**DIRECTIONS FOR THIS TASK:** Pick out every line with the word "委託会社では" and copy it.

**SUPPLIED MATERIAL:**
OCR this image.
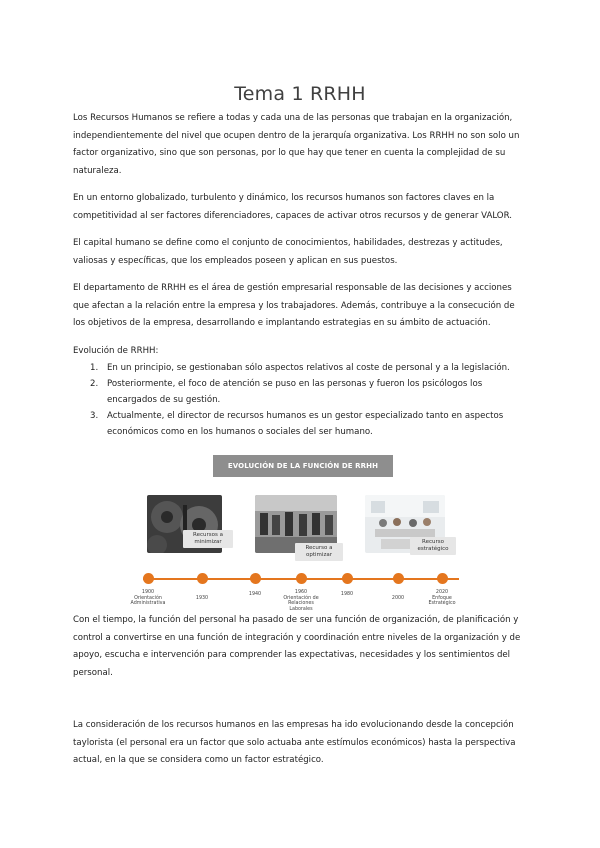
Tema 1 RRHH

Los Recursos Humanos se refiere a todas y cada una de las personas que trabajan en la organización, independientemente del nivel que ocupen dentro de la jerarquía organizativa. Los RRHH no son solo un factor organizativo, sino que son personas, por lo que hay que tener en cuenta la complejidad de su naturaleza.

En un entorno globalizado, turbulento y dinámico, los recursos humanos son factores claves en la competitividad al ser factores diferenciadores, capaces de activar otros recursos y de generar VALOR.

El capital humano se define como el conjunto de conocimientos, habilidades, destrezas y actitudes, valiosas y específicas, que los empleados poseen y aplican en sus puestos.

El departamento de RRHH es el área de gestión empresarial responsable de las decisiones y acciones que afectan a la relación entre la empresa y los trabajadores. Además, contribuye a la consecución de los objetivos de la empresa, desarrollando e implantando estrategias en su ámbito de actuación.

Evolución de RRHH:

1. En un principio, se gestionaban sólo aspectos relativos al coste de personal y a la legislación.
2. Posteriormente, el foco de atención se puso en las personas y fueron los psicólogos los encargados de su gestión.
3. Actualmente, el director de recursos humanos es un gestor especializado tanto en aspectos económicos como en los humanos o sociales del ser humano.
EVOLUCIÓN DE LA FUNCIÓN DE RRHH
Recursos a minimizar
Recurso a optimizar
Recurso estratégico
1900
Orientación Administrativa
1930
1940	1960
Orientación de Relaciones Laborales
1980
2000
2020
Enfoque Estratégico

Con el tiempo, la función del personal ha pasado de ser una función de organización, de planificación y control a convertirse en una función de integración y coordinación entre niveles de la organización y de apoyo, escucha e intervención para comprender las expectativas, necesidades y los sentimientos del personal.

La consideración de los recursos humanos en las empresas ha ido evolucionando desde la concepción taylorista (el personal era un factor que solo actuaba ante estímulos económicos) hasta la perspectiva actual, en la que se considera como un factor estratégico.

---

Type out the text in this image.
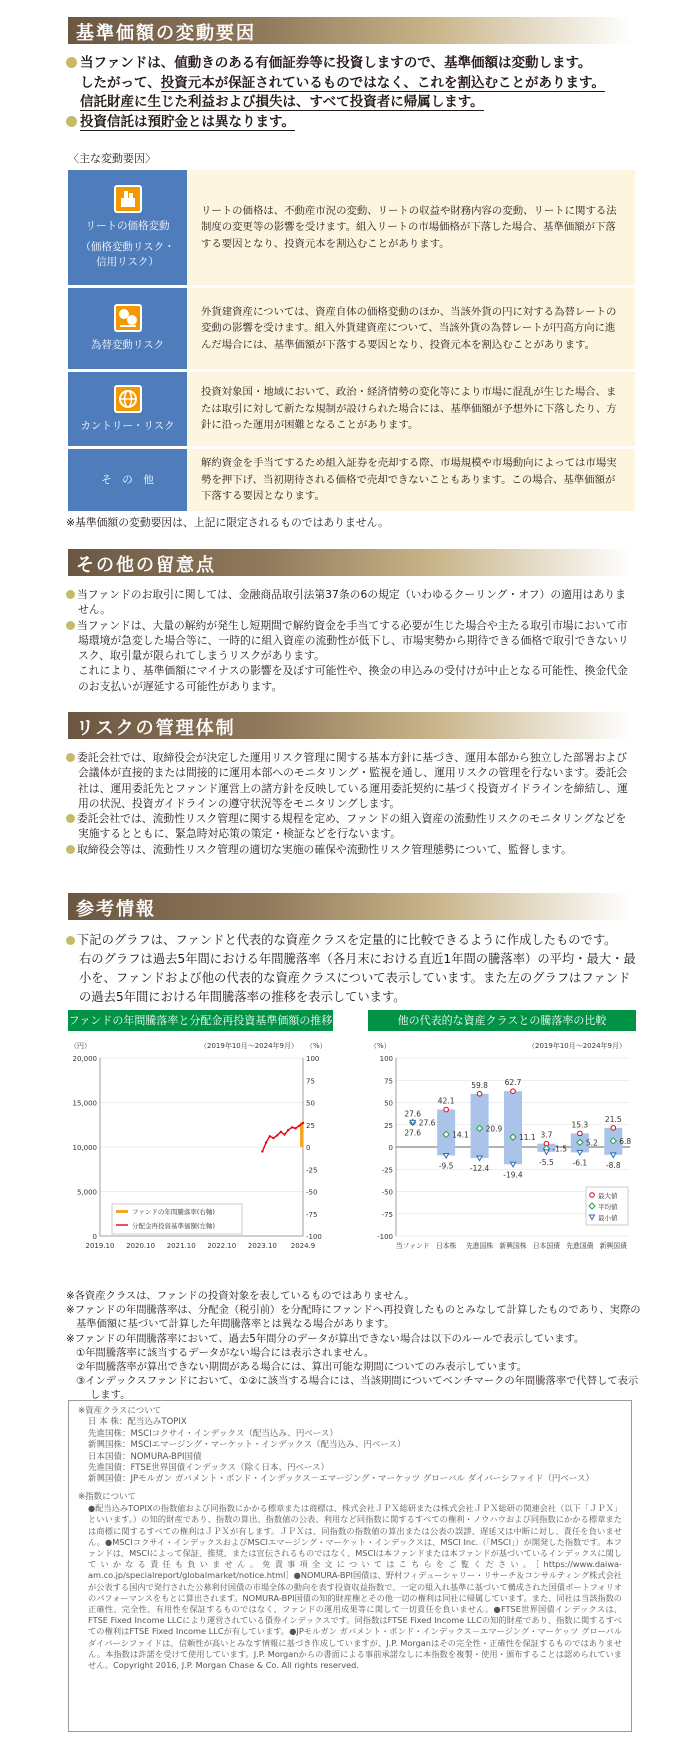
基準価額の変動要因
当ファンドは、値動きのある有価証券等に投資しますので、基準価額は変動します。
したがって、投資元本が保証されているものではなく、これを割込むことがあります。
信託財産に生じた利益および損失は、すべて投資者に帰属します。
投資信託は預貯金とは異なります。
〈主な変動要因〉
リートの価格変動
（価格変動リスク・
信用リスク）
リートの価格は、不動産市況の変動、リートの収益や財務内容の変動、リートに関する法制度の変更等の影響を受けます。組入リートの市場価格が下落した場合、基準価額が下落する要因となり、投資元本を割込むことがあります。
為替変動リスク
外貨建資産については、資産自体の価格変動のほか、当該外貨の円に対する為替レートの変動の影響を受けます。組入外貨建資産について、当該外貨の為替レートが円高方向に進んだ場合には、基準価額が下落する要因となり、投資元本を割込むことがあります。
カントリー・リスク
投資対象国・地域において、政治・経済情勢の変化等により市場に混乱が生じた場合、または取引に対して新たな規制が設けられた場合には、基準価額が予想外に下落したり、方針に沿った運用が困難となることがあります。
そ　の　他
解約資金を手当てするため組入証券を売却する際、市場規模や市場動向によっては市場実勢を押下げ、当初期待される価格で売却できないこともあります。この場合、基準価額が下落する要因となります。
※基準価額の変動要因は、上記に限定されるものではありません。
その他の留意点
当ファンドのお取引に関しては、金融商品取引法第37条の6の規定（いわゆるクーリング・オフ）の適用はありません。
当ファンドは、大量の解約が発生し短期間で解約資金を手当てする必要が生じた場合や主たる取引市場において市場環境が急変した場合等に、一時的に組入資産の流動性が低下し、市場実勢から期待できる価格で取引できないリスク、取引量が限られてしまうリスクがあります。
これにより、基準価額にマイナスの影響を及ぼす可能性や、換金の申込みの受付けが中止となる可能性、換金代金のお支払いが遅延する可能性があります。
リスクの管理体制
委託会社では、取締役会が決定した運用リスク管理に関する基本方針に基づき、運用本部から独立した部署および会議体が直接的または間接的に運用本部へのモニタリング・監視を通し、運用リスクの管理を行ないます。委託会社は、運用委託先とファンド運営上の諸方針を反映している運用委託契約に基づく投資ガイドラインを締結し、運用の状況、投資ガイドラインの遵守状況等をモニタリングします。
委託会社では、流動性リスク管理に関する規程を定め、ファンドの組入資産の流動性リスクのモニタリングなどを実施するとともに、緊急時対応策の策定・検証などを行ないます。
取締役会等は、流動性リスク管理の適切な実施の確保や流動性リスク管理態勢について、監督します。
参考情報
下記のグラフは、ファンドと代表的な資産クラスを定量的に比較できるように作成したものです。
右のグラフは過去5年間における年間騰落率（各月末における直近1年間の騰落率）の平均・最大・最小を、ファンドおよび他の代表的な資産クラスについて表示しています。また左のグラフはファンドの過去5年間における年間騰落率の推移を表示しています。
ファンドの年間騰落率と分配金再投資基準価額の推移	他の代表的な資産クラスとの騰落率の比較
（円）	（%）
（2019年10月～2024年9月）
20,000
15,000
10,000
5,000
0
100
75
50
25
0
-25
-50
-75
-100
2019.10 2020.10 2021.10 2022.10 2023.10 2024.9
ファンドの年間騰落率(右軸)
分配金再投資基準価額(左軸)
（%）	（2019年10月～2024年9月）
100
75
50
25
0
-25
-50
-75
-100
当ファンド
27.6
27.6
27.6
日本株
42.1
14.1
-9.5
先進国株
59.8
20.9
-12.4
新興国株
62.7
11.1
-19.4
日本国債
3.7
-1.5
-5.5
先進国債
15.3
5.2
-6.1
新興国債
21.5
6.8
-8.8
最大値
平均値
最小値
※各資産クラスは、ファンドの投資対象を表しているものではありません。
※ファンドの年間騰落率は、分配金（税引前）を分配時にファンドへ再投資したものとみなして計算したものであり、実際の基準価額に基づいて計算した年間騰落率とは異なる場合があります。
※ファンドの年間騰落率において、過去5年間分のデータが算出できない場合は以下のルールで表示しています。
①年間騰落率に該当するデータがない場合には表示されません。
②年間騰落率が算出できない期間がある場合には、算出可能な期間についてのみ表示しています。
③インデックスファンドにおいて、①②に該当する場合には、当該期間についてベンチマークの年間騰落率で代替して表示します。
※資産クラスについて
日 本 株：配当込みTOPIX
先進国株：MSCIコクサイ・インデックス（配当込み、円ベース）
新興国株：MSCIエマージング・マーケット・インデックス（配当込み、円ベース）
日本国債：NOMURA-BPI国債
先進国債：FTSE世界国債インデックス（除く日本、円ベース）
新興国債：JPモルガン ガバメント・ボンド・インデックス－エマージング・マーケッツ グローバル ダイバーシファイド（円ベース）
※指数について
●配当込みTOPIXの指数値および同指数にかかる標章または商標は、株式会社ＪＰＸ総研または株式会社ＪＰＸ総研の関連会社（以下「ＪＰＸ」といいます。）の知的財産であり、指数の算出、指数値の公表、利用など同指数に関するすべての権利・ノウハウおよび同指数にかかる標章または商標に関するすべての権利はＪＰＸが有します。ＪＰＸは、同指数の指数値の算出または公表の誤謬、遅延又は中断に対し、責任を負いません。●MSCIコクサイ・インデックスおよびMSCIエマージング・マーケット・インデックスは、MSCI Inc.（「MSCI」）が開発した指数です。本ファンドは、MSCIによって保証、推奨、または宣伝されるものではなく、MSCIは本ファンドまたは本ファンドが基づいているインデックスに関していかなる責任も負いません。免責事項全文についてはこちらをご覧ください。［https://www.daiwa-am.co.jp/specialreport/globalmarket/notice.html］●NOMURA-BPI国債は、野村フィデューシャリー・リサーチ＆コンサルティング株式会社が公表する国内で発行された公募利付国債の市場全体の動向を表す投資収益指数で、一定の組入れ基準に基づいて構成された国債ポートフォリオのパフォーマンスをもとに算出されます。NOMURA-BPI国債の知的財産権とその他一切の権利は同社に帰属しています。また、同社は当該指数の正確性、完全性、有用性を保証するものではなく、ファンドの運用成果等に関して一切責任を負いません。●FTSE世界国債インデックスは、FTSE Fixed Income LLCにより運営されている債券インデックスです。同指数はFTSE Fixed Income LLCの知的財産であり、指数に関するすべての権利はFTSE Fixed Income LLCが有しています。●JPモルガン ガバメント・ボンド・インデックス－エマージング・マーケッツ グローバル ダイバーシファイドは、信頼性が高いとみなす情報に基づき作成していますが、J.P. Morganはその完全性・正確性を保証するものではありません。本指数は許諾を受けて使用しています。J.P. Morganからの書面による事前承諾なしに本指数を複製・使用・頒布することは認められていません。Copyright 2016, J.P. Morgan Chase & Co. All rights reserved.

...

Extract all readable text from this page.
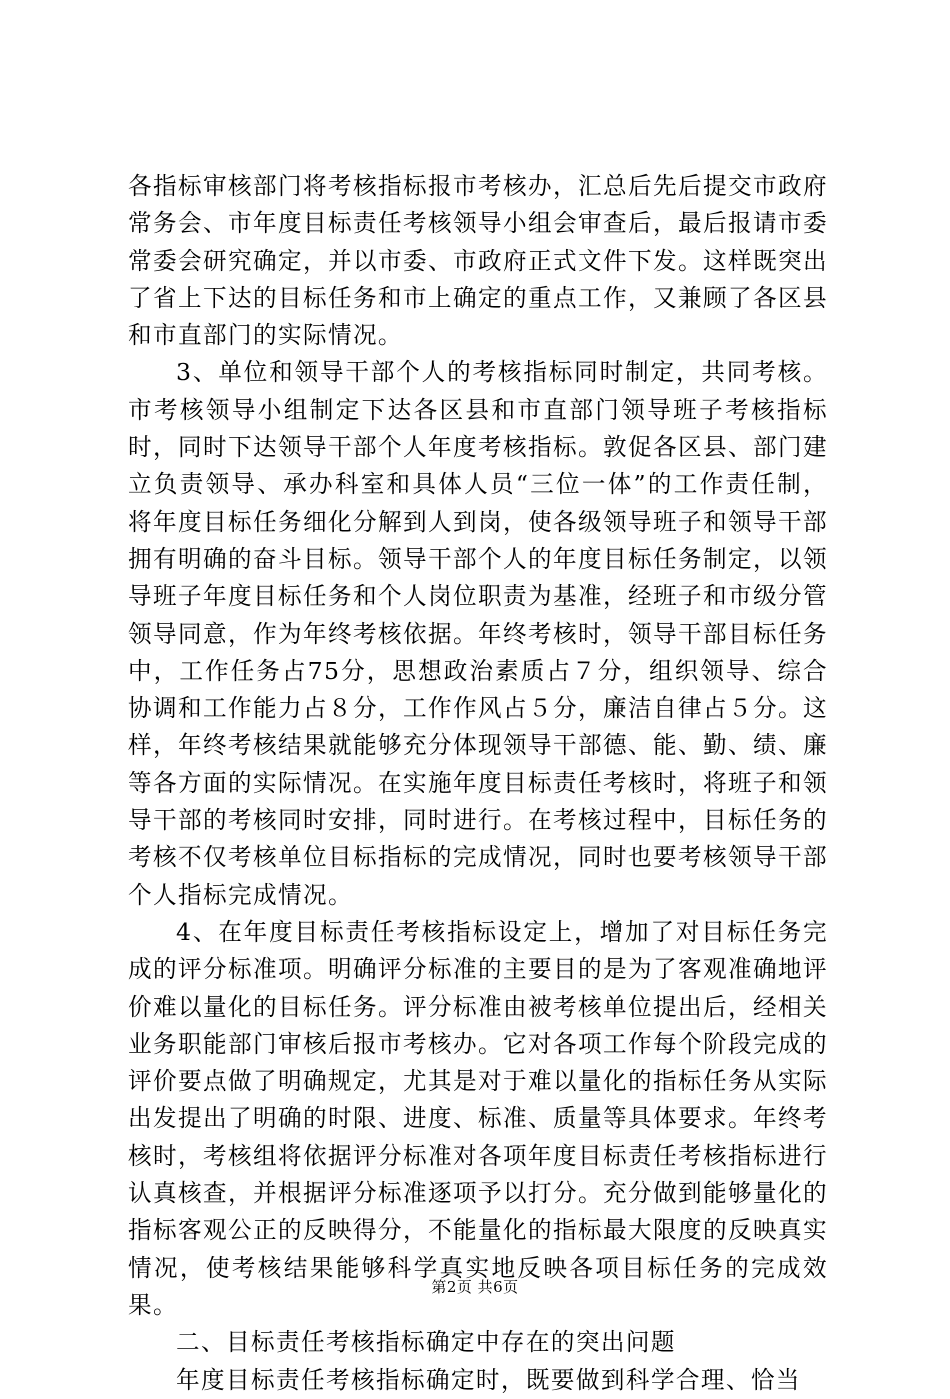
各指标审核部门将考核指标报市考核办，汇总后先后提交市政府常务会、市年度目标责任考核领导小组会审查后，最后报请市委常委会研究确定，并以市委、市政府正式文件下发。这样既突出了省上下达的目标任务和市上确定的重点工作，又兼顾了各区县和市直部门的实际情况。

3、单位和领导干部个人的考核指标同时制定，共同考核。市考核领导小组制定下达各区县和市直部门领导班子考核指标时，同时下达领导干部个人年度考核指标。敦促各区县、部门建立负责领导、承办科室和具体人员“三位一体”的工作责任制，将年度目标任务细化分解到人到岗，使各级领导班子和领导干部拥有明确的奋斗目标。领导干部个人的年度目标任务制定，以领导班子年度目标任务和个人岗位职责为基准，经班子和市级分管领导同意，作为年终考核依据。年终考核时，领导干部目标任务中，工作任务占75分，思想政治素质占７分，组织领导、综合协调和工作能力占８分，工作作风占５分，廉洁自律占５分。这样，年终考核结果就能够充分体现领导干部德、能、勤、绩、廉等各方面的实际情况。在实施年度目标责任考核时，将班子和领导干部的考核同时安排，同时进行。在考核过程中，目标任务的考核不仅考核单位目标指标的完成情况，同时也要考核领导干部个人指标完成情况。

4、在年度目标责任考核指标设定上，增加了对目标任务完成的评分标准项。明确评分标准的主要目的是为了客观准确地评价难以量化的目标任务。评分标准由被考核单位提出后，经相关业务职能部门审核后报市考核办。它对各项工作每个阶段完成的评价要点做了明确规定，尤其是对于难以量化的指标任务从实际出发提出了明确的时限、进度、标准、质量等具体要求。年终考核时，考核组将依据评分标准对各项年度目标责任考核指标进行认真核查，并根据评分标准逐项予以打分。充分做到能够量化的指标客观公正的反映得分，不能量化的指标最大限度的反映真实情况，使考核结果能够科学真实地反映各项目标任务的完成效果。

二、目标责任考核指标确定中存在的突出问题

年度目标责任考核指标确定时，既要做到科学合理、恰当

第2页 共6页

**FULL SOLUTION:**
委託会社では、取締役会が決定した運用リスク管理に関する基本方針に基づき、運用本部から独立した部署および会議体が直接的または間接的に運用本部へのモニタリング・監視を通し、運用リスクの管理を行ないます。委託会社は、運用委託先とファンド運営上の諸方針を反映している運用委託契約に基づく投資ガイドラインを締結し、運用の状況、投資ガイドラインの遵守状況等をモニタリングします。
委託会社では、流動性リスク管理に関する規程を定め、ファンドの組入資産の流動性リスクのモニタリングなどを実施するとともに、緊急時対応策の策定・検証などを行ないます。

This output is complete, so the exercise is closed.